■ Passage shown:
Praxagora lists the benefits that will flow from the women’s rule, among them “no more poor people” (me peneta medena, 566). The chorus supports her plans, asking her to have a “philosophical mind” (phrena philosophon), in language that foreshadows the utopianism of Plato:

For it’s to the prosperity of all alike

that from your lips comes a bright idea

to gladden the lives of the city’s people (demon)

with countless benefits;

now’s the time to reveal its potential.

Yes, our city (polis) needs

some kind of sage scheme;

describe it in full, making sure only

that none of it’s ever been

said or done before;

they hate to watch the same old stuff

over and over again!

(574–80)

If we consider the reading of Alain Badiou of Plato’s Republic, and its implicit utopianism, then this comic vision of the future, the willingness to entertain radically new arrangements, a commune-ism of property and daily life, anticipate or echo the innovations proposed in the philosopher’s text. The novelty that the crowd, the spectators, demand in comic presentation is transferred, or linked, or asserted in relation to the novelty required of political ideas in this time of searching in the city.

Praxagora’s speeches that follow emphasize this novelty, which continues to refer ambiguously to both the ideas on governance that she proposes, and the comic situation in which women dominate. Although she expresses anxiety about the audience’s reception of her plan, so unconventional, a neighbor reassures her: “Don’t worry about quarrying new veins: for us, indifference to precedent takes precedence over any other principle of government” (586–87). This reaction seems more like a moment of political theory than a comic speech. And Praxagora goes on to set forth a communist agenda: everyone will own everything in common, and have a living from the same source. She will get rid of the rich and the poor. Her revolutionary plan does not extend explicitly to slaves: “No more rich man here, poor man there, or a man with a big farm and a man without land enough for his own grave, or a man with many slaves and a man without even an attendant (akoloutho). No, I will establish one and the same standard of life for everyone” (591–95). The plan of leveling the bioton, the standard of living, to include all may suggest that everyone, the common, will have the same number of slaves; as is most frequently the case, with the rarest of exceptions, slaves are excluded, or ambiguously not counted among those who make the “common,” the koinon.

Praxagora declares that her first act will be to “communize,” that is, make “common,” koinon again, the land, the silver or money, and everything else that belongs separately to each of them. The women will administer this commonalty, and those who own movable property such as coins will contribute it to this common fund. And in a startling prefiguration of the demand for “communal luxury,” as Kristin Ross designates the aims of the Paris Commune of 1871, Praxagora announces that all will share in the bounty of the common possessions: “No one will be doing anything as a result of poverty, because everyone will have all the necessities: bread, salt fish, barley cakes, cloaks, wine, garlands, chickpeas” (605–7). Although these may not seem like luxury goods to us, they made up the diet of most of the people of ancient Athens, many of whom seemed to have eaten meat only when it was distributed after the sacrificing of animals, rarely consuming expensive rare fish or other delicacies. Wine is clearly, it seems, a necessity, taken for granted as a basic ingredient of a common diet.

■ Dataset entries:
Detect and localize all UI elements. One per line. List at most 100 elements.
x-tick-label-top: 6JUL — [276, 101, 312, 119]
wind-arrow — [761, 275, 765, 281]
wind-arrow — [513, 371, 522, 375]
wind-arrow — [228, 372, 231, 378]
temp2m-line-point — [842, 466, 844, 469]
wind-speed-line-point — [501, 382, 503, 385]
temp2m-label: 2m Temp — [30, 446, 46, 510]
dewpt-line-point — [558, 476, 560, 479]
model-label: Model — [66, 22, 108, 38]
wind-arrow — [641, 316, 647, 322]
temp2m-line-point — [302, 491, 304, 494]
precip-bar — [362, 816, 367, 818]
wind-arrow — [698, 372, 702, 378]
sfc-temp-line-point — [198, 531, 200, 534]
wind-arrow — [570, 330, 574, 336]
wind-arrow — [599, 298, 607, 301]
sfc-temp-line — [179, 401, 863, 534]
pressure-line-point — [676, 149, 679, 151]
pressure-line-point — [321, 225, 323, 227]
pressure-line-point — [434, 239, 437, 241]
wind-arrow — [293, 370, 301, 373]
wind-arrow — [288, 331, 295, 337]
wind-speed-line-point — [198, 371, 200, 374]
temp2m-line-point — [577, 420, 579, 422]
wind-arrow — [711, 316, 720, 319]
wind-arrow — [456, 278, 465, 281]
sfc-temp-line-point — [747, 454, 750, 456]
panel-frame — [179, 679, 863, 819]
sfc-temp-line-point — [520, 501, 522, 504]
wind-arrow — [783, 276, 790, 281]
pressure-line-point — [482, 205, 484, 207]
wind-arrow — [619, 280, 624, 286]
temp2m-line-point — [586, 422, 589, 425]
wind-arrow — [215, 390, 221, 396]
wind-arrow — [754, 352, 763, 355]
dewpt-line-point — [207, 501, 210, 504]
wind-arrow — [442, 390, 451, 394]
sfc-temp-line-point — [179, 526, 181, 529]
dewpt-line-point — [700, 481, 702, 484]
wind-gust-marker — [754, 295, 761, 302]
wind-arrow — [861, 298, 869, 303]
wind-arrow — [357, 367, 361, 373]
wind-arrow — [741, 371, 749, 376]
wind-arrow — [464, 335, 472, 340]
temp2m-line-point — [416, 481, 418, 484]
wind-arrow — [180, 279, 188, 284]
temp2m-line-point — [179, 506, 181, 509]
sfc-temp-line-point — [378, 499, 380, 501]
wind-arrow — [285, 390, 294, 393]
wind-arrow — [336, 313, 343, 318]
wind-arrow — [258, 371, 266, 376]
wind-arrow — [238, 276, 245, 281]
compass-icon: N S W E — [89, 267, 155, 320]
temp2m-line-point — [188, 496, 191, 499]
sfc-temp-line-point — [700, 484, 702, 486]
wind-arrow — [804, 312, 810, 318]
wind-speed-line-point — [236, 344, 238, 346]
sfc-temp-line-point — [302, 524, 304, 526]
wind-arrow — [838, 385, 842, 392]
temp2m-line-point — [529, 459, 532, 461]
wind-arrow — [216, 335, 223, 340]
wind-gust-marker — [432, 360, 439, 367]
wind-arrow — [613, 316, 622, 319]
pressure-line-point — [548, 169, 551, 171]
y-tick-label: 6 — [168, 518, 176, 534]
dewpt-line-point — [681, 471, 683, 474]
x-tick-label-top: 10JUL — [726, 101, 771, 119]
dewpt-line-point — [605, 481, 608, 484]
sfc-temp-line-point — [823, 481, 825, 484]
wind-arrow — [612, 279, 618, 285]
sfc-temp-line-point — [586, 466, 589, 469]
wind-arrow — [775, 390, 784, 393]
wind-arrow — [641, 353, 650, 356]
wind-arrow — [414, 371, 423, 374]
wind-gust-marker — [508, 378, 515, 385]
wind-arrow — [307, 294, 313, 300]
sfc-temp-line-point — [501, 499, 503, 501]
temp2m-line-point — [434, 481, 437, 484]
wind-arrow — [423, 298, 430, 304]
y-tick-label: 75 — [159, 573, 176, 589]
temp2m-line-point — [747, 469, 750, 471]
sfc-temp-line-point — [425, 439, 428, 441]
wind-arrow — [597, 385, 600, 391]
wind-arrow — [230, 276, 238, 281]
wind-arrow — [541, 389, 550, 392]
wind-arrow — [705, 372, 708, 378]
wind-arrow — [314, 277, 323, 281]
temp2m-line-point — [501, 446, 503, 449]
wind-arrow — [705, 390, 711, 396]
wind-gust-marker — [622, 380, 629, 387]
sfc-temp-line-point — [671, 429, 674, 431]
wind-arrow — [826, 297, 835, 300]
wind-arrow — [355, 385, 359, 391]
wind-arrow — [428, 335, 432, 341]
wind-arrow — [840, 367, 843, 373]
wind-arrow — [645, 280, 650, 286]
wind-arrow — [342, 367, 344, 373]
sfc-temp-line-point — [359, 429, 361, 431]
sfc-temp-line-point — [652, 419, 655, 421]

■ What you need to do: Please summarize the passage on Praxagora's plan in three sentences.

■ Output: Praxagora promises that the women's rule will bring benefits such as an end to poverty, and the chorus, in language that foreshadows Plato's utopianism, urges her to describe a scheme that has never been said or done before. Her speeches stress this novelty and set out a communist agenda in which land, money and everything else become common property administered by the women, with one standard of life for everyone, though her plan does not explicitly extend to slaves. She also declares that everyone will have the necessities, such as bread, salt fish, barley cakes, cloaks, wine, garlands and chickpeas, which prefigures the demand for "communal luxury" that Kristin Ross identifies in the aims of the Paris Commune of 1871.